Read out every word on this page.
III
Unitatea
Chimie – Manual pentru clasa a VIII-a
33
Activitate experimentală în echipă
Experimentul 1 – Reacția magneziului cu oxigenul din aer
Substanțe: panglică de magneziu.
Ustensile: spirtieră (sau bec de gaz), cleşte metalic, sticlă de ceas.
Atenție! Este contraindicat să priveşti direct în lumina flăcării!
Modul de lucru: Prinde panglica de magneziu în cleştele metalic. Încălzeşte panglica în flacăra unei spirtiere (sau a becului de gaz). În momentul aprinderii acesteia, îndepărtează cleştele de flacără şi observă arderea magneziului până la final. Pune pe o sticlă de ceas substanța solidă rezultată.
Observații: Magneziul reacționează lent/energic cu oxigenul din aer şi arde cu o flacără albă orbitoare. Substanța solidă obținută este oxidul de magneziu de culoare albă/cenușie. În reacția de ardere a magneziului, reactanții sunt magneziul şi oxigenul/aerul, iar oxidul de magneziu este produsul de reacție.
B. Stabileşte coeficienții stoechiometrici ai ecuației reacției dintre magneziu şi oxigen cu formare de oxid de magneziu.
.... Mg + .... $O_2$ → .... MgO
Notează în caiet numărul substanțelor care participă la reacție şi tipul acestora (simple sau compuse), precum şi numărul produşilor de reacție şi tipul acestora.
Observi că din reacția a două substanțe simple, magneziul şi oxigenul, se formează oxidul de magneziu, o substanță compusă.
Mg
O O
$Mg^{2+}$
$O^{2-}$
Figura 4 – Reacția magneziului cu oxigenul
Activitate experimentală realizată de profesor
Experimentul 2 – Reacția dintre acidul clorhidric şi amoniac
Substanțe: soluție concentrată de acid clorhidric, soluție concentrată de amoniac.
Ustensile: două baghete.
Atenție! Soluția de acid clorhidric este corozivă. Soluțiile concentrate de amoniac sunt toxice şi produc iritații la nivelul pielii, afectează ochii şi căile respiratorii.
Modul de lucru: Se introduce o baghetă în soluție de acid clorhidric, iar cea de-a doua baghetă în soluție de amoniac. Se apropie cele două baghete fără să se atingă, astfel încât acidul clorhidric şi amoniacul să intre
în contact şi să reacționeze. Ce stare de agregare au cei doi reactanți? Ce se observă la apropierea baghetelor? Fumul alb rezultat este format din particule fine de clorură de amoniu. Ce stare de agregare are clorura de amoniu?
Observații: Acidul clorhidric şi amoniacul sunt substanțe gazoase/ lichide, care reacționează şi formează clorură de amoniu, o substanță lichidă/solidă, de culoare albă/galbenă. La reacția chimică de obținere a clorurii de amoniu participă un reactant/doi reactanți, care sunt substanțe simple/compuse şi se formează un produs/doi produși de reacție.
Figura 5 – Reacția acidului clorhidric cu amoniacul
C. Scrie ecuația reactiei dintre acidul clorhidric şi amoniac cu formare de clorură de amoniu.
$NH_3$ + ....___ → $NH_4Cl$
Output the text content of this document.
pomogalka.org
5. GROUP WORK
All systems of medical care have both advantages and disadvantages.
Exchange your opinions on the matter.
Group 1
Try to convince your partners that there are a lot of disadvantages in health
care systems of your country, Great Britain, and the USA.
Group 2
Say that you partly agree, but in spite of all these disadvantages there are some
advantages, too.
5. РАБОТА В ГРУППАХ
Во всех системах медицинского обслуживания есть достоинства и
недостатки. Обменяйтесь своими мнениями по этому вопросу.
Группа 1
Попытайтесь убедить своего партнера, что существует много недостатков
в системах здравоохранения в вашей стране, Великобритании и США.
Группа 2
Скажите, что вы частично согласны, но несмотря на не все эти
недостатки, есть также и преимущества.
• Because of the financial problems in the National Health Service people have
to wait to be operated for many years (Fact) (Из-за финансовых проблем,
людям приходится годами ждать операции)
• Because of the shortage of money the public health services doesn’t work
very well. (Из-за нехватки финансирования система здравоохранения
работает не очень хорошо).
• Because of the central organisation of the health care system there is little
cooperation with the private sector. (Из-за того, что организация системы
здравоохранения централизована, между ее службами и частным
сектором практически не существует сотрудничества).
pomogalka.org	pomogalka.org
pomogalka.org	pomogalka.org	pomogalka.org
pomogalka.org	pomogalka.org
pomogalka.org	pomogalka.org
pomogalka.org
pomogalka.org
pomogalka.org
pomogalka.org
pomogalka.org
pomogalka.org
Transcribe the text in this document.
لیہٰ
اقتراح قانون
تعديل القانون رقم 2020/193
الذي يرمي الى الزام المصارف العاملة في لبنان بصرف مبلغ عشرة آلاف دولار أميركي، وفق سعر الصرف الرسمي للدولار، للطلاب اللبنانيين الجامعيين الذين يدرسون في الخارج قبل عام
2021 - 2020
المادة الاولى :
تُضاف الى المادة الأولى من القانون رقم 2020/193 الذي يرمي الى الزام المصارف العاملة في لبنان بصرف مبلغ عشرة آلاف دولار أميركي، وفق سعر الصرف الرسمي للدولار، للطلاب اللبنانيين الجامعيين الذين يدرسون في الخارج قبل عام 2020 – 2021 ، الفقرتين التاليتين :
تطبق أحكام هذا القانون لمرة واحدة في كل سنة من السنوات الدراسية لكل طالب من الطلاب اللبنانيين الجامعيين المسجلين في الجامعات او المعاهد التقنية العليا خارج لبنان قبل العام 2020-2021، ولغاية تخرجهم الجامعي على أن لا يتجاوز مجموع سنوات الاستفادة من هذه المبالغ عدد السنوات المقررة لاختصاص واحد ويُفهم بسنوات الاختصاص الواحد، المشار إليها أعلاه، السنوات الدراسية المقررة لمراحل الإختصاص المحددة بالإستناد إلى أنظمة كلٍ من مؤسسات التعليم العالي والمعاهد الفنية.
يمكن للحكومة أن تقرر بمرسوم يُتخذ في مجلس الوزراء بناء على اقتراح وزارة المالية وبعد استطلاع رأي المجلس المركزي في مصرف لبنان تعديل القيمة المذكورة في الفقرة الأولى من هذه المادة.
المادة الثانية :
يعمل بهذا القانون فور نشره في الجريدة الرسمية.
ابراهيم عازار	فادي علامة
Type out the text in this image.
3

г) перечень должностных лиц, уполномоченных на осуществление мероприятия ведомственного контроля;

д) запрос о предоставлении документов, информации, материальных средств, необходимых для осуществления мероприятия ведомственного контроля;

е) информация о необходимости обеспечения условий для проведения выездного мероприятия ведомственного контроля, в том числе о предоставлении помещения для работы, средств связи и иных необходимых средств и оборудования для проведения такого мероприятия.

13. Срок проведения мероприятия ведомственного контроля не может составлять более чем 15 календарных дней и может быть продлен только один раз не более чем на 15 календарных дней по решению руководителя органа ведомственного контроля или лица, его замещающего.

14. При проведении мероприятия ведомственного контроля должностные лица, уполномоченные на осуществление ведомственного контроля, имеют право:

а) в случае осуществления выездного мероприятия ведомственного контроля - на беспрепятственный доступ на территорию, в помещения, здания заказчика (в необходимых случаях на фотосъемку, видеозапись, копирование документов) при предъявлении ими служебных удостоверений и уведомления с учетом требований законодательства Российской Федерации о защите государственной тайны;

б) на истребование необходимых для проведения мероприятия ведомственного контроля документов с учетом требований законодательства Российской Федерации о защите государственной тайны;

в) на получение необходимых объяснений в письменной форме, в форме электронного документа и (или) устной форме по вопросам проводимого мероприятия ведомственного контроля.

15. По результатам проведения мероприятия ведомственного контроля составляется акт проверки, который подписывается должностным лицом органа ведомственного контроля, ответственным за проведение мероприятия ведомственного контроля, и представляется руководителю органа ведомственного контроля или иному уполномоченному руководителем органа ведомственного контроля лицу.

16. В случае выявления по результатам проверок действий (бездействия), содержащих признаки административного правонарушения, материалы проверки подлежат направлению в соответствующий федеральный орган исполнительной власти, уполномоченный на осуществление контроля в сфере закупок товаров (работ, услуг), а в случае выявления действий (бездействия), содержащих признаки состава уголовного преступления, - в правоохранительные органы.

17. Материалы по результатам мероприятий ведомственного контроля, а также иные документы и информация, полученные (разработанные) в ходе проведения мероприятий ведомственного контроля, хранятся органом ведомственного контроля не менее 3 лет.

### OBJECTIVE
Pull every line holding "الخارج" out of the records.

### WORKED ANSWER
الذي يرمي الى الزام المصارف العاملة في لبنان بصرف مبلغ عشرة آلاف دولار أميركي، وفق سعر الصرف الرسمي للدولار، للطلاب اللبنانيين الجامعيين الذين يدرسون في الخارج قبل عام
تُضاف الى المادة الأولى من القانون رقم 2020/193 الذي يرمي الى الزام المصارف العاملة في لبنان بصرف مبلغ عشرة آلاف دولار أميركي، وفق سعر الصرف الرسمي للدولار، للطلاب اللبنانيين الجامعيين الذين يدرسون في الخارج قبل عام 2020 – 2021 ، الفقرتين التاليتين :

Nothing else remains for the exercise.